-------- Listing

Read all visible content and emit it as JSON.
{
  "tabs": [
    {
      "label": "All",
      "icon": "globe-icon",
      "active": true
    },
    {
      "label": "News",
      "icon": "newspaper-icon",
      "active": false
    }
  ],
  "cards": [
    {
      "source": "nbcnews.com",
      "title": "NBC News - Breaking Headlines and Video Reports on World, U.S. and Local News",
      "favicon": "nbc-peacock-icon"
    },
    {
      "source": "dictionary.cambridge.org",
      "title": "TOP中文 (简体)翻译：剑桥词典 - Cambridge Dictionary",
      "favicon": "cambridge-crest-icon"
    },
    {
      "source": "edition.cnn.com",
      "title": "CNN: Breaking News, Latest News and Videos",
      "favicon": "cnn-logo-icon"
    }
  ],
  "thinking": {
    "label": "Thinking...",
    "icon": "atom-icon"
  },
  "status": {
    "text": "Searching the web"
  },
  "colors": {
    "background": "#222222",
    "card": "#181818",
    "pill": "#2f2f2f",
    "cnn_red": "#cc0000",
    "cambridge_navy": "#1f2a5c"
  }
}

----------------

**Exercise goal:**
Take the listing above and set it down exactly.

**Complete output:**
Read all visible content and emit it as JSON.
{
  "tabs": [
    {
      "label": "All",
      "icon": "globe-icon",
      "active": true
    },
    {
      "label": "News",
      "icon": "newspaper-icon",
      "active": false
    }
  ],
  "cards": [
    {
      "source": "nbcnews.com",
      "title": "NBC News - Breaking Headlines and Video Reports on World, U.S. and Local News",
      "favicon": "nbc-peacock-icon"
    },
    {
      "source": "dictionary.cambridge.org",
      "title": "TOP中文 (简体)翻译：剑桥词典 - Cambridge Dictionary",
      "favicon": "cambridge-crest-icon"
    },
    {
      "source": "edition.cnn.com",
      "title": "CNN: Breaking News, Latest News and Videos",
      "favicon": "cnn-logo-icon"
    }
  ],
  "thinking": {
    "label": "Thinking...",
    "icon": "atom-icon"
  },
  "status": {
    "text": "Searching the web"
  },
  "colors": {
    "background": "#222222",
    "card": "#181818",
    "pill": "#2f2f2f",
    "cnn_red": "#cc0000",
    "cambridge_navy": "#1f2a5c"
  }
}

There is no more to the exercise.